▶ [Given records]:
────────────────────
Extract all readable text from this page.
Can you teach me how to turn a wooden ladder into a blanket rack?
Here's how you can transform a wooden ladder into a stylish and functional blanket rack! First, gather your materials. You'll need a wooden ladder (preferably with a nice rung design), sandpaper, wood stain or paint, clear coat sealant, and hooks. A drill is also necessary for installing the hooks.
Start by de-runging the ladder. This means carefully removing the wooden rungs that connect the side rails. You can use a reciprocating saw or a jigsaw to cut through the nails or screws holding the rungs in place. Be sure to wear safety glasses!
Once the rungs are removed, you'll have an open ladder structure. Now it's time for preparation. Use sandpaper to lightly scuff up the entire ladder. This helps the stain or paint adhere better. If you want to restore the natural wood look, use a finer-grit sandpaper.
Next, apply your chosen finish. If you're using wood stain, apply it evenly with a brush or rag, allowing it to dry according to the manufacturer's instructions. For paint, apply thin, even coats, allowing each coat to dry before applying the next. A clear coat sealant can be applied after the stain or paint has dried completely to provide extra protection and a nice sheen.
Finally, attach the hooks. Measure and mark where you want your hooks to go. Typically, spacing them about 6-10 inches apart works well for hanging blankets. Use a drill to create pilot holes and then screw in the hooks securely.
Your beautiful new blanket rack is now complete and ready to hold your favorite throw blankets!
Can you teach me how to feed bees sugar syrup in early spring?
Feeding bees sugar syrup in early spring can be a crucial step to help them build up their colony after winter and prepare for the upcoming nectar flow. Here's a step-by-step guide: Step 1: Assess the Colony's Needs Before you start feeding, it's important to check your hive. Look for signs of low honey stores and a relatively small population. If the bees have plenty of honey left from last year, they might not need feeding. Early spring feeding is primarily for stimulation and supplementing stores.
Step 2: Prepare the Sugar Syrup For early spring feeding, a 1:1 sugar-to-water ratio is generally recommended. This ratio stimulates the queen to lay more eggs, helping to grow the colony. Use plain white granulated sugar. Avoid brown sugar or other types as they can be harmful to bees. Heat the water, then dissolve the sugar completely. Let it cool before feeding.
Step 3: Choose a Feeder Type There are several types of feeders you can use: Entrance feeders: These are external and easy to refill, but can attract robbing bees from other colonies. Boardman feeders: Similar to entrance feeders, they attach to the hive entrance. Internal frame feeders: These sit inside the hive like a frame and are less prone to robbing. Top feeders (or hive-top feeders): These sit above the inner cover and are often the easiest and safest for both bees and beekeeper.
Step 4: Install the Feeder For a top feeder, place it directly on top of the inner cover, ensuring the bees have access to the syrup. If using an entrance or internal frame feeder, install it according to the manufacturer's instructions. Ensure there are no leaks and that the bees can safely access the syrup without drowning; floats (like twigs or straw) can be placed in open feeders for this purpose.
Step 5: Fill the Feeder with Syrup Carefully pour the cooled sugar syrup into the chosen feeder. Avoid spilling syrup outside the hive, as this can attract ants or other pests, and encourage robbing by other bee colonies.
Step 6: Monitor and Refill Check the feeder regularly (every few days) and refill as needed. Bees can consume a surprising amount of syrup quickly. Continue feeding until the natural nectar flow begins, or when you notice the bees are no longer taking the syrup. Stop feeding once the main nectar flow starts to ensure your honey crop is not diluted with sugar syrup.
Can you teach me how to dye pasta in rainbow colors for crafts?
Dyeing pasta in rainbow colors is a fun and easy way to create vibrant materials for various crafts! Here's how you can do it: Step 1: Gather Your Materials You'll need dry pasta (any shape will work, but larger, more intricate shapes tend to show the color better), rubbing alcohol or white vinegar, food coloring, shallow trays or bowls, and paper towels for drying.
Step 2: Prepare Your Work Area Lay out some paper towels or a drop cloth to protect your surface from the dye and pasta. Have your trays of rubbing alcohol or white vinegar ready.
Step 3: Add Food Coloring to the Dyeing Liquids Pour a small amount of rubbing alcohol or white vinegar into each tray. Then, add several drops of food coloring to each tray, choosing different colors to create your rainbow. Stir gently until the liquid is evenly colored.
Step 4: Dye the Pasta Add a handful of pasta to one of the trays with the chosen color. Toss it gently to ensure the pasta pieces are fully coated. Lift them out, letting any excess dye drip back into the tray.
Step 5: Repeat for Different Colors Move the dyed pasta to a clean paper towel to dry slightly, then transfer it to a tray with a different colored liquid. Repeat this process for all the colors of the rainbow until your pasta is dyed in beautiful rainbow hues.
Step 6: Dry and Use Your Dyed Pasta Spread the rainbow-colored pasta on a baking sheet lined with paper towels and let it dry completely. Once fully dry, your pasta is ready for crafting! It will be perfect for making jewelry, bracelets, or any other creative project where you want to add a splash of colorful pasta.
────────────────────
▶ [Aim of the task]: Repeat each entry word for word.

▶ [Output of the task]:
Extract all readable text from this page.
Can you teach me how to turn a wooden ladder into a blanket rack?
Here's how you can transform a wooden ladder into a stylish and functional blanket rack! First, gather your materials. You'll need a wooden ladder (preferably with a nice rung design), sandpaper, wood stain or paint, clear coat sealant, and hooks. A drill is also necessary for installing the hooks.
Start by de-runging the ladder. This means carefully removing the wooden rungs that connect the side rails. You can use a reciprocating saw or a jigsaw to cut through the nails or screws holding the rungs in place. Be sure to wear safety glasses!
Once the rungs are removed, you'll have an open ladder structure. Now it's time for preparation. Use sandpaper to lightly scuff up the entire ladder. This helps the stain or paint adhere better. If you want to restore the natural wood look, use a finer-grit sandpaper.
Next, apply your chosen finish. If you're using wood stain, apply it evenly with a brush or rag, allowing it to dry according to the manufacturer's instructions. For paint, apply thin, even coats, allowing each coat to dry before applying the next. A clear coat sealant can be applied after the stain or paint has dried completely to provide extra protection and a nice sheen.
Finally, attach the hooks. Measure and mark where you want your hooks to go. Typically, spacing them about 6-10 inches apart works well for hanging blankets. Use a drill to create pilot holes and then screw in the hooks securely.
Your beautiful new blanket rack is now complete and ready to hold your favorite throw blankets!
Can you teach me how to feed bees sugar syrup in early spring?
Feeding bees sugar syrup in early spring can be a crucial step to help them build up their colony after winter and prepare for the upcoming nectar flow. Here's a step-by-step guide: Step 1: Assess the Colony's Needs Before you start feeding, it's important to check your hive. Look for signs of low honey stores and a relatively small population. If the bees have plenty of honey left from last year, they might not need feeding. Early spring feeding is primarily for stimulation and supplementing stores.
Step 2: Prepare the Sugar Syrup For early spring feeding, a 1:1 sugar-to-water ratio is generally recommended. This ratio stimulates the queen to lay more eggs, helping to grow the colony. Use plain white granulated sugar. Avoid brown sugar or other types as they can be harmful to bees. Heat the water, then dissolve the sugar completely. Let it cool before feeding.
Step 3: Choose a Feeder Type There are several types of feeders you can use: Entrance feeders: These are external and easy to refill, but can attract robbing bees from other colonies. Boardman feeders: Similar to entrance feeders, they attach to the hive entrance. Internal frame feeders: These sit inside the hive like a frame and are less prone to robbing. Top feeders (or hive-top feeders): These sit above the inner cover and are often the easiest and safest for both bees and beekeeper.
Step 4: Install the Feeder For a top feeder, place it directly on top of the inner cover, ensuring the bees have access to the syrup. If using an entrance or internal frame feeder, install it according to the manufacturer's instructions. Ensure there are no leaks and that the bees can safely access the syrup without drowning; floats (like twigs or straw) can be placed in open feeders for this purpose.
Step 5: Fill the Feeder with Syrup Carefully pour the cooled sugar syrup into the chosen feeder. Avoid spilling syrup outside the hive, as this can attract ants or other pests, and encourage robbing by other bee colonies.
Step 6: Monitor and Refill Check the feeder regularly (every few days) and refill as needed. Bees can consume a surprising amount of syrup quickly. Continue feeding until the natural nectar flow begins, or when you notice the bees are no longer taking the syrup. Stop feeding once the main nectar flow starts to ensure your honey crop is not diluted with sugar syrup.
Can you teach me how to dye pasta in rainbow colors for crafts?
Dyeing pasta in rainbow colors is a fun and easy way to create vibrant materials for various crafts! Here's how you can do it: Step 1: Gather Your Materials You'll need dry pasta (any shape will work, but larger, more intricate shapes tend to show the color better), rubbing alcohol or white vinegar, food coloring, shallow trays or bowls, and paper towels for drying.
Step 2: Prepare Your Work Area Lay out some paper towels or a drop cloth to protect your surface from the dye and pasta. Have your trays of rubbing alcohol or white vinegar ready.
Step 3: Add Food Coloring to the Dyeing Liquids Pour a small amount of rubbing alcohol or white vinegar into each tray. Then, add several drops of food coloring to each tray, choosing different colors to create your rainbow. Stir gently until the liquid is evenly colored.
Step 4: Dye the Pasta Add a handful of pasta to one of the trays with the chosen color. Toss it gently to ensure the pasta pieces are fully coated. Lift them out, letting any excess dye drip back into the tray.
Step 5: Repeat for Different Colors Move the dyed pasta to a clean paper towel to dry slightly, then transfer it to a tray with a different colored liquid. Repeat this process for all the colors of the rainbow until your pasta is dyed in beautiful rainbow hues.
Step 6: Dry and Use Your Dyed Pasta Spread the rainbow-colored pasta on a baking sheet lined with paper towels and let it dry completely. Once fully dry, your pasta is ready for crafting! It will be perfect for making jewelry, bracelets, or any other creative project where you want to add a splash of colorful pasta.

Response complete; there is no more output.